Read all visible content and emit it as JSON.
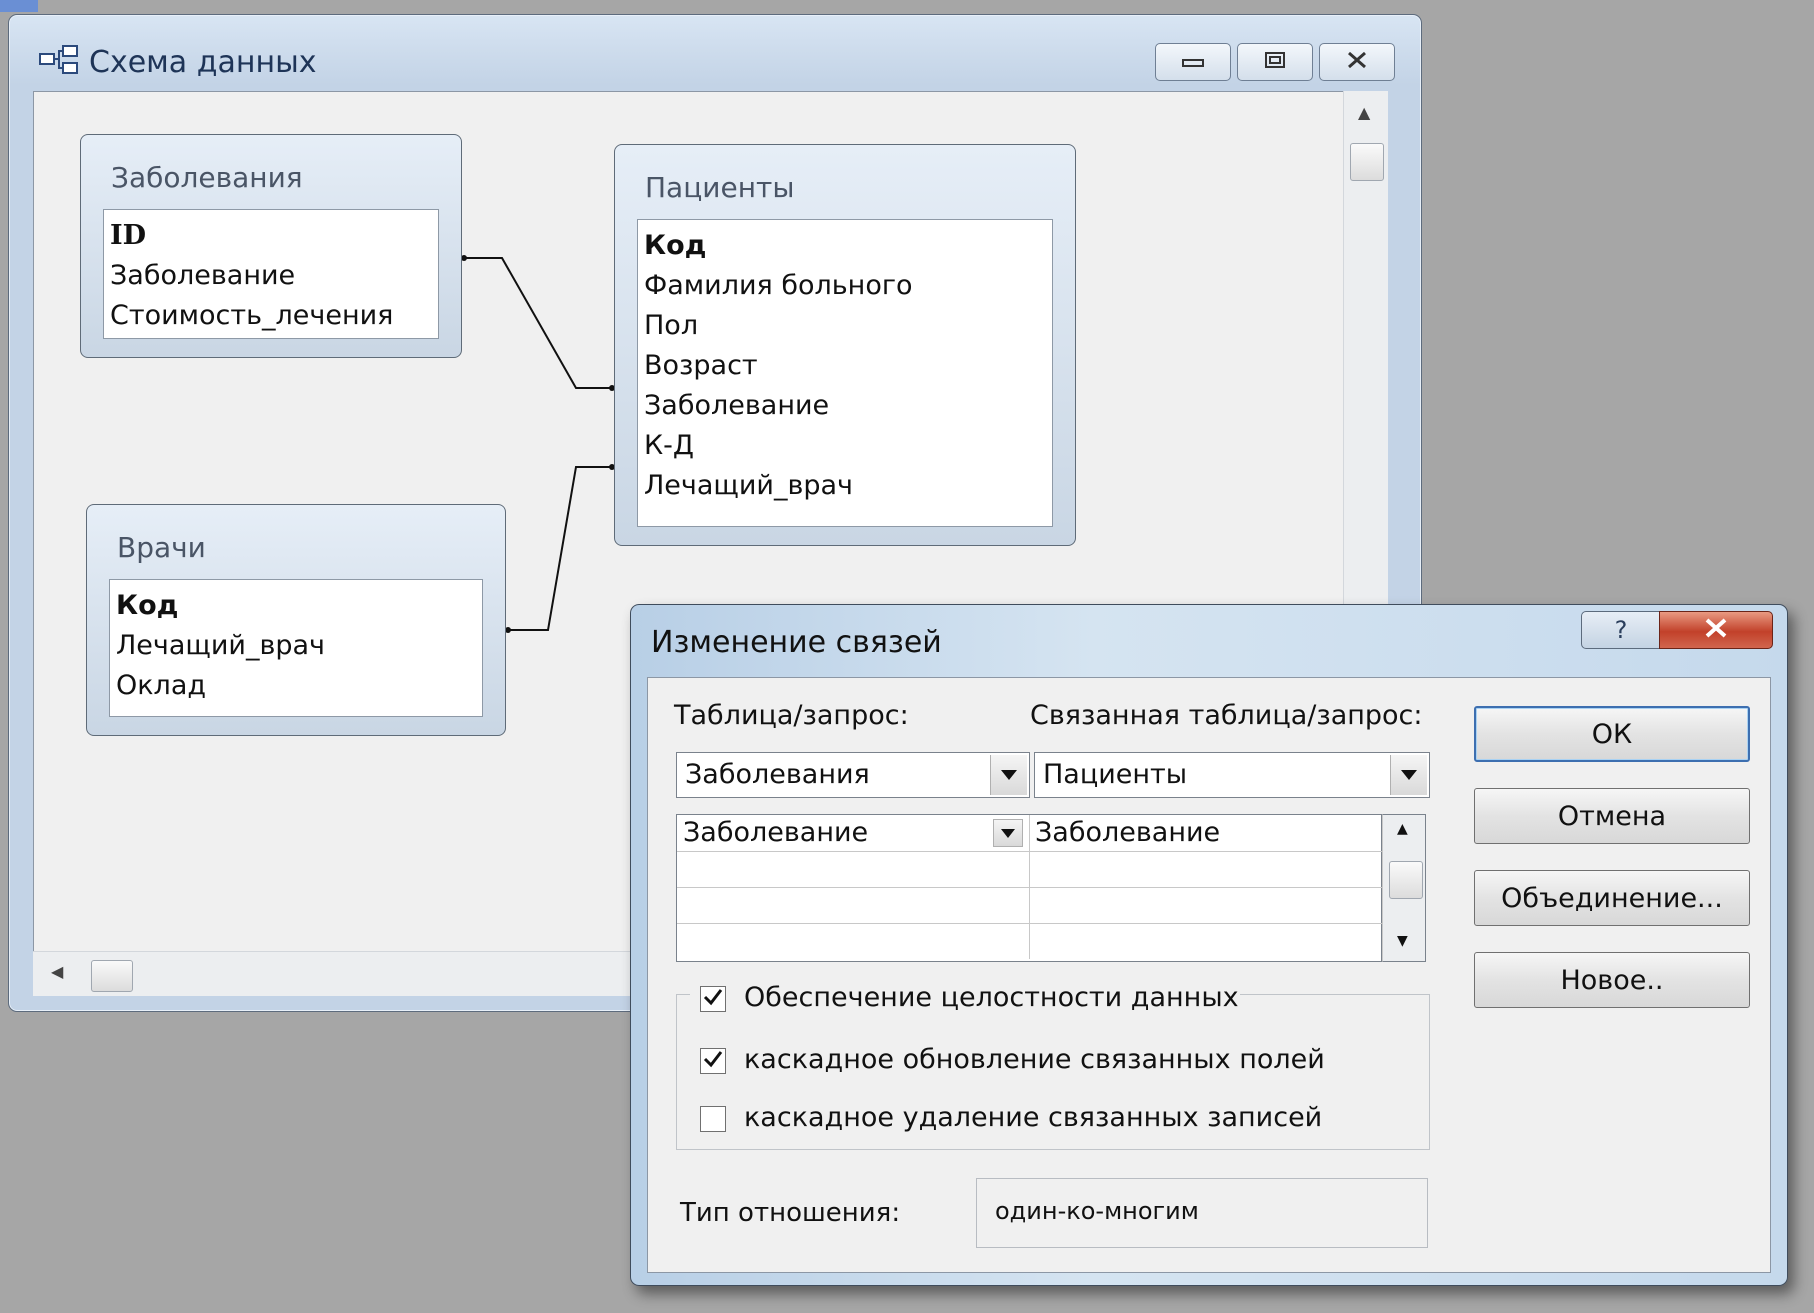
{
  "main_window": {
    "title": "Схема данных",
    "title_icon": "relationships-icon",
    "caption_buttons": [
      "minimize-icon",
      "maximize-icon",
      "close-icon"
    ]
  },
  "tables": {
    "diseases": {
      "title": "Заболевания",
      "fields": [
        "ID",
        "Заболевание",
        "Стоимость_лечения"
      ]
    },
    "patients": {
      "title": "Пациенты",
      "fields": [
        "Код",
        "Фамилия больного",
        "Пол",
        "Возраст",
        "Заболевание",
        "К-Д",
        "Лечащий_врач"
      ]
    },
    "doctors": {
      "title": "Врачи",
      "fields": [
        "Код",
        "Лечащий_врач",
        "Оклад"
      ]
    }
  },
  "dialog": {
    "title": "Изменение связей",
    "help_glyph": "?",
    "table_label": "Таблица/запрос:",
    "related_table_label": "Связанная таблица/запрос:",
    "table_value": "Заболевания",
    "related_table_value": "Пациенты",
    "field_pairs": [
      {
        "left": "Заболевание",
        "right": "Заболевание"
      },
      {
        "left": "",
        "right": ""
      },
      {
        "left": "",
        "right": ""
      },
      {
        "left": "",
        "right": ""
      }
    ],
    "enforce_integrity": {
      "label": "Обеспечение целостности данных",
      "checked": true
    },
    "cascade_update": {
      "label": "каскадное обновление связанных полей",
      "checked": true
    },
    "cascade_delete": {
      "label": "каскадное удаление связанных записей",
      "checked": false
    },
    "relationship_type_label": "Тип отношения:",
    "relationship_type_value": "один-ко-многим",
    "buttons": {
      "ok": "ОК",
      "cancel": "Отмена",
      "join": "Объединение...",
      "new": "Новое.."
    }
  },
  "colors": {
    "dialog_close": "#c2412a",
    "default_button_border": "#3d6fb0"
  }
}
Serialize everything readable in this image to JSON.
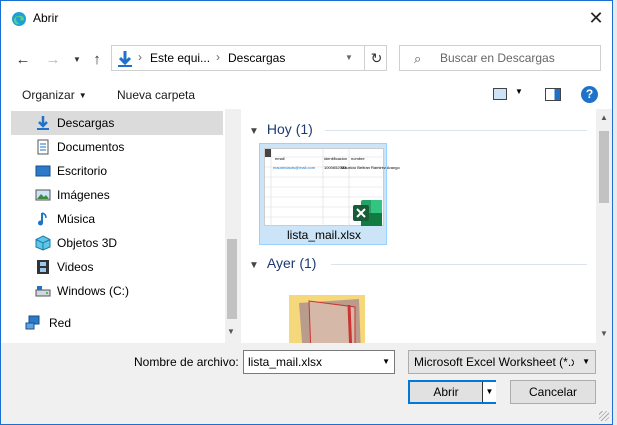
{
  "window": {
    "title": "Abrir",
    "accent": "#0078d7"
  },
  "address": {
    "crumbs": [
      "Este equi...",
      "Descargas"
    ]
  },
  "search": {
    "placeholder": "Buscar en Descargas"
  },
  "toolbar": {
    "organize": "Organizar",
    "new_folder": "Nueva carpeta",
    "help": "?"
  },
  "sidebar": {
    "items": [
      {
        "label": "Descargas",
        "icon": "download-arrow-icon"
      },
      {
        "label": "Documentos",
        "icon": "document-icon"
      },
      {
        "label": "Escritorio",
        "icon": "desktop-icon"
      },
      {
        "label": "Imágenes",
        "icon": "picture-icon"
      },
      {
        "label": "Música",
        "icon": "music-note-icon"
      },
      {
        "label": "Objetos 3D",
        "icon": "cube-icon"
      },
      {
        "label": "Videos",
        "icon": "film-icon"
      },
      {
        "label": "Windows (C:)",
        "icon": "drive-icon"
      },
      {
        "label": "Red",
        "icon": "network-icon"
      }
    ],
    "selected": "Descargas"
  },
  "content": {
    "groups": [
      {
        "label": "Hoy (1)"
      },
      {
        "label": "Ayer (1)"
      }
    ],
    "file": {
      "name": "lista_mail.xlsx",
      "thumb_headers": [
        "email",
        "identificacion",
        "nombre"
      ],
      "thumb_row": [
        "mauriedauts@mail.com",
        "1000652003",
        "Mauricio Beltran Ramirez Arango"
      ]
    }
  },
  "footer": {
    "filename_label": "Nombre de archivo:",
    "filename_value": "lista_mail.xlsx",
    "filter_value": "Microsoft Excel Worksheet (*.xl",
    "open_label": "Abrir",
    "cancel_label": "Cancelar"
  }
}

→ **Task directions**
Say how many lines contain "данных" in the material above; the number is the whole answer.

→ **Output below**
2